_WHAT IS BEING ASKED_: Among the lines of this listing, determine how many contain the string "html". Answer with the number only.

_INPUT DATA_:
* * *
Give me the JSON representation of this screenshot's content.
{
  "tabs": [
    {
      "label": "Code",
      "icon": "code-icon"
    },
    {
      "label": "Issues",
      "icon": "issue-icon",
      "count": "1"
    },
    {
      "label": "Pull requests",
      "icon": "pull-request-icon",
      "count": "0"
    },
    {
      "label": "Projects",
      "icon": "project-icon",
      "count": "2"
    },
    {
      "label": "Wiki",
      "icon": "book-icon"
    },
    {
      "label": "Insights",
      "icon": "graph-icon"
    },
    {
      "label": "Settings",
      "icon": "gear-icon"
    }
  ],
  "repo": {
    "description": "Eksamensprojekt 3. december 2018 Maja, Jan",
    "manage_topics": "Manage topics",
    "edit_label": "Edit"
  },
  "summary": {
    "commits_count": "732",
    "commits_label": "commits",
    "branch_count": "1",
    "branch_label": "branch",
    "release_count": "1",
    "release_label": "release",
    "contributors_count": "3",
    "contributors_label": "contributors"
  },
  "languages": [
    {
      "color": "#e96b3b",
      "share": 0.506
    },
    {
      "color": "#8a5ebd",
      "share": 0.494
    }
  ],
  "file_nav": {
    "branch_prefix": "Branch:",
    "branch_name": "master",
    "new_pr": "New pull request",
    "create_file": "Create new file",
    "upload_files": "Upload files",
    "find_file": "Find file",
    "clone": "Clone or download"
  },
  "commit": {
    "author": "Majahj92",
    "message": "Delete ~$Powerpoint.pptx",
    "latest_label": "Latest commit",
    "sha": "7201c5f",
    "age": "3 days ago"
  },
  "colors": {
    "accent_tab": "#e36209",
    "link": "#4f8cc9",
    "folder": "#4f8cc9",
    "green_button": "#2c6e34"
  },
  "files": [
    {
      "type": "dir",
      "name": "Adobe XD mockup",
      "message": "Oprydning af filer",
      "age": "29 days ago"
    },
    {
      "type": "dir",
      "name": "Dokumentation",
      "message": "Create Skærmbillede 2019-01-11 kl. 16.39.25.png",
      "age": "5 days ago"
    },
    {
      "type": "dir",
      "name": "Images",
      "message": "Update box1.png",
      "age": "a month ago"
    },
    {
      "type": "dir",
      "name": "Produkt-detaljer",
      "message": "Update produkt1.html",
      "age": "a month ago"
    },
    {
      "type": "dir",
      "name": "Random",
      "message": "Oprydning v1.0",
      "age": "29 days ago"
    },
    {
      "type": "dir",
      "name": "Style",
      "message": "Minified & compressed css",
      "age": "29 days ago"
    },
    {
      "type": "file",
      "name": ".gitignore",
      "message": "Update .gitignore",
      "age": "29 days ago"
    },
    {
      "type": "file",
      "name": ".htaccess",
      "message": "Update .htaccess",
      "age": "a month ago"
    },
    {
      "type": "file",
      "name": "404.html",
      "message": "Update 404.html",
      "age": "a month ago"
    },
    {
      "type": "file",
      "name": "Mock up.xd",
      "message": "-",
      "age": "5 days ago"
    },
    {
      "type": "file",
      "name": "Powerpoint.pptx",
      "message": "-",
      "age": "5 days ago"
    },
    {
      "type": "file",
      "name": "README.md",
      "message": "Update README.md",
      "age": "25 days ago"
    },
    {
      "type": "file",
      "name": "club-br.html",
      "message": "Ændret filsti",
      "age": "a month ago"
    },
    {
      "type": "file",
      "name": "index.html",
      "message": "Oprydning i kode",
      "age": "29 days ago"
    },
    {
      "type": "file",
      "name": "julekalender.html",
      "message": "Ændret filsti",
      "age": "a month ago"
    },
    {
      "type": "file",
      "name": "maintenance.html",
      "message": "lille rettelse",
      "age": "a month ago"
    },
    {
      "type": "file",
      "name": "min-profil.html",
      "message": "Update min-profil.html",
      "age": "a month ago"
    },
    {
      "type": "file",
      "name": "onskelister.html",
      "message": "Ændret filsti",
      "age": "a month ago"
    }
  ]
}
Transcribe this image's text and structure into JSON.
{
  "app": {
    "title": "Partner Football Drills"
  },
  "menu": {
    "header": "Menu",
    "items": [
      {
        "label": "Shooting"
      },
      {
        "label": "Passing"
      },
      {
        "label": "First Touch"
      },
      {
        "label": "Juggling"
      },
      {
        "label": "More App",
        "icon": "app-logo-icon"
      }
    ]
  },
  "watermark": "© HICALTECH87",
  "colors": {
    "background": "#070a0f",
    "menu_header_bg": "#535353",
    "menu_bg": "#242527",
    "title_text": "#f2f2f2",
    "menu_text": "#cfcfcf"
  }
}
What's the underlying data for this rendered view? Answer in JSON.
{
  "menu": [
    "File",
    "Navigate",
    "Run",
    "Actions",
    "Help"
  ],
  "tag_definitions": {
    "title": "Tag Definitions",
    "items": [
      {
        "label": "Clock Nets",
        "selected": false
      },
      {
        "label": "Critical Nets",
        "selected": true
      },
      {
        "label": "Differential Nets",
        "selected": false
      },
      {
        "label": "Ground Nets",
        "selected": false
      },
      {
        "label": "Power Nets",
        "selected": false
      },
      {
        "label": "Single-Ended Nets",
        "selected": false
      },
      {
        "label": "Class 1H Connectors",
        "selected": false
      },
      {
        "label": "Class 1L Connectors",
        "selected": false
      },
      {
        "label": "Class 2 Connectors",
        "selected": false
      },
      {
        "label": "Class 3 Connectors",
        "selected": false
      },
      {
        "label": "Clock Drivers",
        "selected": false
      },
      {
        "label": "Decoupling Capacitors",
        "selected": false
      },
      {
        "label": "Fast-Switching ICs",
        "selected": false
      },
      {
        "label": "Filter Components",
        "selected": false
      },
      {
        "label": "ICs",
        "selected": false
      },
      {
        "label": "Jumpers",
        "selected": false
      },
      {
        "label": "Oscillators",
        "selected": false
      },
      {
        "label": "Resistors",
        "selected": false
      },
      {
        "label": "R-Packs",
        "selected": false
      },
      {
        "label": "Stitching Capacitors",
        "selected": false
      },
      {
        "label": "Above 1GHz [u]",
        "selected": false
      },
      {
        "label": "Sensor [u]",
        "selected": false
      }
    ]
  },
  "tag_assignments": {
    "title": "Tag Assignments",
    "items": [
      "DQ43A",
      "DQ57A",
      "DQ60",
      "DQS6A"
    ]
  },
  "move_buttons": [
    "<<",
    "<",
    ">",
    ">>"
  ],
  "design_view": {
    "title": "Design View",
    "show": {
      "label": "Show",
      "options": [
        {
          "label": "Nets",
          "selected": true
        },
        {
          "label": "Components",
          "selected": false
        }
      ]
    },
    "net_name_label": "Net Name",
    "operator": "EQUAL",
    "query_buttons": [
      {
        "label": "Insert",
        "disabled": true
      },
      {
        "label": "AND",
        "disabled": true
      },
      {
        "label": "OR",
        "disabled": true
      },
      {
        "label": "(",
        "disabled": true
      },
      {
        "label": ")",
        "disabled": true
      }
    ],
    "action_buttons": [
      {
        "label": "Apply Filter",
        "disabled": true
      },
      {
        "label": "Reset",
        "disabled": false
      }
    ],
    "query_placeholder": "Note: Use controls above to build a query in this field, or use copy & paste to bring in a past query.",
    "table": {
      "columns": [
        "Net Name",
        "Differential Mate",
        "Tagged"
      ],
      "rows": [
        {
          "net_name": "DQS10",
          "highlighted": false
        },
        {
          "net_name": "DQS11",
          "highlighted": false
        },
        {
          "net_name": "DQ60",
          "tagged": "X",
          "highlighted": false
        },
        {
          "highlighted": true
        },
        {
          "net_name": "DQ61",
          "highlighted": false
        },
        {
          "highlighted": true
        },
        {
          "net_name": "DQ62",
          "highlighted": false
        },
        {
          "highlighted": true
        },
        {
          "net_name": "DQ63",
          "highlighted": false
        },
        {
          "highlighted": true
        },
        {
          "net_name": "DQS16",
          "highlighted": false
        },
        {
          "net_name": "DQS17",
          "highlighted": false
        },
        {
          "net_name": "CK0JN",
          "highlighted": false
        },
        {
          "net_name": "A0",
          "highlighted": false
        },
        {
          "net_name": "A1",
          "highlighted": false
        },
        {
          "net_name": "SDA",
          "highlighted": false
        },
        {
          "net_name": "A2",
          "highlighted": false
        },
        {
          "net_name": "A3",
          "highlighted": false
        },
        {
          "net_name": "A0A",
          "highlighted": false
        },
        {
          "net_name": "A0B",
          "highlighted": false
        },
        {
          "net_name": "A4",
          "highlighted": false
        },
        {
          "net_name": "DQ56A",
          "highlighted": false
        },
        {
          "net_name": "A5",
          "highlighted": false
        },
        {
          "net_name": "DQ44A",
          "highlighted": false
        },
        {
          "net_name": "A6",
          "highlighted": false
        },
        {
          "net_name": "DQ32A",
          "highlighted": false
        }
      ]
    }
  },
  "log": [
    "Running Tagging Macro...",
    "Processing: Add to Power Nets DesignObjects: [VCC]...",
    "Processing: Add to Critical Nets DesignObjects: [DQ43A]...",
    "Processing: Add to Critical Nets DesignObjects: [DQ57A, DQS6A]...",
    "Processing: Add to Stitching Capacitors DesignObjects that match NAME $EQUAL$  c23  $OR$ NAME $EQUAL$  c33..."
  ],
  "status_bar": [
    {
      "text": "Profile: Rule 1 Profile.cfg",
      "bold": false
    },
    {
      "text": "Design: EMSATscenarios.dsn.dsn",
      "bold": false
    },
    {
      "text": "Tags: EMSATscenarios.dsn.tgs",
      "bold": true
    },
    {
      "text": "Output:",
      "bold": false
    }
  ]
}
* * *
_TASK SOLUTION_: 10